Passage given:
= = = =
While the invention has been generally described, a further understanding thereof can be obtained by reference to specific examples which are provided herein for purposes of illustration only and are not intended to be limiting unless otherwise specified.
A joined assembly (No. 1) embodying this invention was made as shown in FIG. 1, and as will hereinafter be described. A ceramic member was prepared in the form of a round bar or shaft 1 of Si3 N4 having a diameter of 12 mm and a length of 40 mm, and a metallic member in the form of a round bar or shaft 2 of INCOLOY 903 (trademark) having an outside diameter of 16 mm and a length of 45 mm and including a hollow cylindrical portion having an inside diameter of 12.4 mm and a depth of 20 mm. The inner surface of the cylindrical portion of the INCOLOY shaft 2 was electrolessly plated with nickel so as to improve its wettability with brazing materials. The Si3 N4 bar 1 was inserted into the cylindrical portion of the INCOLOY shaft 2 and a clearance 5 was defined therebetween. The inner portion of the clearance 5 closer to the bottom of the cylindrical portion of the INCOLOY shaft 2 was filled to a depth of 15 mm with a high-melting-point brazing material 4 of BNi3 (Japanese Industrial Standards) having a melting point of 980°C, and for 30 minutes in a vacuum furnace with a pressure not exceeding 1×1031 4 torr and a heating temperature of 1100°C Then, the remaining or outer portion of the clearance 5 closer to the open end of the cylindrical portion of the INCOLOY shaft 2 was filled to a depth of 5 mm with a low-melting-point brazing material 3 of BAg8 having a melting point of 780°C, and kept for 30 minutes in the vacuum furnace with a pressure not exceeding 1×10-4 torr and a heating temperature of 950°C The two members 1 and 2 were thus joined to each other to yield a joined assembly (No. 1) embodying this invention.
For the sake of comparison, a joined assembly (No. 1R) was made by following the process as hereinabove described, except that the clearance between the two members was filled along its whole depth with the high-melting-point brazing material.
Each assembly was evaluated for its cantilever bending strength at room temperature. The results are shown in TABLE 1 below. As is obvious therefrom, the assembly embodying this invention exhibited a cantilever bending strength which was over 2.5 times higher than that of the assembly made for the purpose of comparison.
= = = =
Information supplied:
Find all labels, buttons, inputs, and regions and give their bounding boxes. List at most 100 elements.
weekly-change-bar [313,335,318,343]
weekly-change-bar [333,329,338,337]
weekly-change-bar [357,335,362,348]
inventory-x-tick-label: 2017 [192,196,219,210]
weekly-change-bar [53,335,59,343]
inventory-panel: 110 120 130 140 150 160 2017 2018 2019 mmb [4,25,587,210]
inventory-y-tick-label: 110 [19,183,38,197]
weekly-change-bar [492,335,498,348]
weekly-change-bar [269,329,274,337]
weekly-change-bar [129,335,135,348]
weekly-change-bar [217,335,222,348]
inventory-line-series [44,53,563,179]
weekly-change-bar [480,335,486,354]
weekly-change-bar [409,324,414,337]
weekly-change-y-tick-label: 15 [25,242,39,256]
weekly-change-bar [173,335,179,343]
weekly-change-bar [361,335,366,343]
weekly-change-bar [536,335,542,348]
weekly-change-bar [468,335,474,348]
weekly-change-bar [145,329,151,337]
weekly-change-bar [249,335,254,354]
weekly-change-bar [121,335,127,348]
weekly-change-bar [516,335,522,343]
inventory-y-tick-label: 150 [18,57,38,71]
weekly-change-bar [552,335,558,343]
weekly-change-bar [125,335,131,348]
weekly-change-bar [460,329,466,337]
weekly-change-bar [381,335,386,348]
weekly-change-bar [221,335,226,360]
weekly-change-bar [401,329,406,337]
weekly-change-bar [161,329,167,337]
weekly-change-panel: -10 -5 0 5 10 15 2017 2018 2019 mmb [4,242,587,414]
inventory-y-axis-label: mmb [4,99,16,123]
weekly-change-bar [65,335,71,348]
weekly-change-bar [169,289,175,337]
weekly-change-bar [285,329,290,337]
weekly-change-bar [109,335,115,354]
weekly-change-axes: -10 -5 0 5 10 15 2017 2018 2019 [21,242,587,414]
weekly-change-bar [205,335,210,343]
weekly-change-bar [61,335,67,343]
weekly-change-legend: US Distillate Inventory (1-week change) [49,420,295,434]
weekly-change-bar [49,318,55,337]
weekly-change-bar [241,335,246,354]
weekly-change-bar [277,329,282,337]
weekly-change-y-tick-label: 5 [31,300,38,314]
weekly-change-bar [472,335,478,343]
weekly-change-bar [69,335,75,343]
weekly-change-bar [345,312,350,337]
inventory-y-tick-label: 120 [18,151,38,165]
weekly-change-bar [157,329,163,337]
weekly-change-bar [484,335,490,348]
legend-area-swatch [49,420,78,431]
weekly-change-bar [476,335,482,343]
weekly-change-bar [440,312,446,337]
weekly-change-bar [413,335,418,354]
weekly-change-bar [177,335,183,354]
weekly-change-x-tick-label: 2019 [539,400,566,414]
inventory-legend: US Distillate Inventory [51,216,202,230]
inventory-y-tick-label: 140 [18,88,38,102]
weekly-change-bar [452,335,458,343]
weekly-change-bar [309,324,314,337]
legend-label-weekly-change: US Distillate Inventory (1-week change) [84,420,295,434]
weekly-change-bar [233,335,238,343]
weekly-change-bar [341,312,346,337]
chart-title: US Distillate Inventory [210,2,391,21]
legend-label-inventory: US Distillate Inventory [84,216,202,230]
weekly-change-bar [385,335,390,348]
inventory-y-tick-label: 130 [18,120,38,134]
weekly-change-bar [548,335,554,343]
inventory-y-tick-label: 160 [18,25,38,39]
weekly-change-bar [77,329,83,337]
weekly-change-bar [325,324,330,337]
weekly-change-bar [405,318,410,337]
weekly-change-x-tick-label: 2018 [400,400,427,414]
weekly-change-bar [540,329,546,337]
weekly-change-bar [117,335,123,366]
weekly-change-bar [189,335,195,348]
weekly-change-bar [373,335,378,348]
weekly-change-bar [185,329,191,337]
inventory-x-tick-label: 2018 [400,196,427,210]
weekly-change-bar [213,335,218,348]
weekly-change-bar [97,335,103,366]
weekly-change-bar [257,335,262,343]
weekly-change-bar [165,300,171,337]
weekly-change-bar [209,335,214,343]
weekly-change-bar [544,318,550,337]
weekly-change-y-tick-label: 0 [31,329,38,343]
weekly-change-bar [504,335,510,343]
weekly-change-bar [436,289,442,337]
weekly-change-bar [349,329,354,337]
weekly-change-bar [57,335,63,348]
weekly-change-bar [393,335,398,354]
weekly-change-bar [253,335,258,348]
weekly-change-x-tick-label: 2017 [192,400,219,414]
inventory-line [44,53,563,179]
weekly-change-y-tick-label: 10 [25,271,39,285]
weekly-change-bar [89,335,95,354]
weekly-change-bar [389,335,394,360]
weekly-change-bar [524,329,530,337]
= = = =
Directions:
- 1) In the ceramic-to-metal brazing text, what is the melting point of the BAg8 brazing material?
- 2) Reproduce the ceramic-to-metal brazing text from "For the sake" up to and including "purpose of comparison.".
- 3) Write what comes next in the ceramic-to-metal brazing text, picking up after its final sentence.

Results in order:
- 1) 780°C

- 2)
For the sake of comparison, a joined assembly (No. 1R) was made by following the process as hereinabove described, except that the clearance between the two members was filled along its whole depth with the high-melting-point brazing material.
Each assembly was evaluated for its cantilever bending strength at room temperature. The results are shown in TABLE 1 below. As is obvious therefrom, the assembly embodying this invention exhibited a cantilever bending strength which was over 2.5 times higher than that of the assembly made for the purpose of comparison.

- 3)
A joined assembly (No. 2) embodying this invention was made as shown in FIG. 2, and as will hereinafter be described. A metallic member in the form of a composite bar or shaft 2 having a hollow cylindrical portion was formed from two metallic materials. Substantially the whole shaft 2 including the greater part 22 of its cylindrical portion was prepared from INCOLOY 903, while the remaining part 21, 5 mm long, of the cylindrical portion terminating at its open end was prepared from SCr440 (Japanese Industrial Standards). The two parts 21 and 22 were joined to each other by electron beam welding and the whole cylindrical portion was so finished by machining as to have an inside diameter of 18.4 mm and a depth of 20 mm. A ceramic member of silicon nitride in the form of a bar or shaft 1 having a diameter of 18 mm was inserted into the cylindrical portion. The two members 1 and 2 were heated to a temperature of 1100°C in a vacuum furnace, and the clearance which had been defined therebetween was filled with a nickel brazing filler (BNi3) 3, and the two members 1 and 2 were joined together by shrinkage fitting to yield joined assembly No. 2 embodying this invention.
For the sake of comparison, a joined assembly(No. 2R) was made by following the process as hereinabove described, except that the entire metallic member was formed from INCOLOY 903 alone.
Each assembly was evaluated for its cantilever bending strength at room temperature. The results are shown in TABLE 1. As is obvious therefrom, the assembly embodying this invention exhibited a cantilever bending strength which was more than twice higher than that of the comparative assembly.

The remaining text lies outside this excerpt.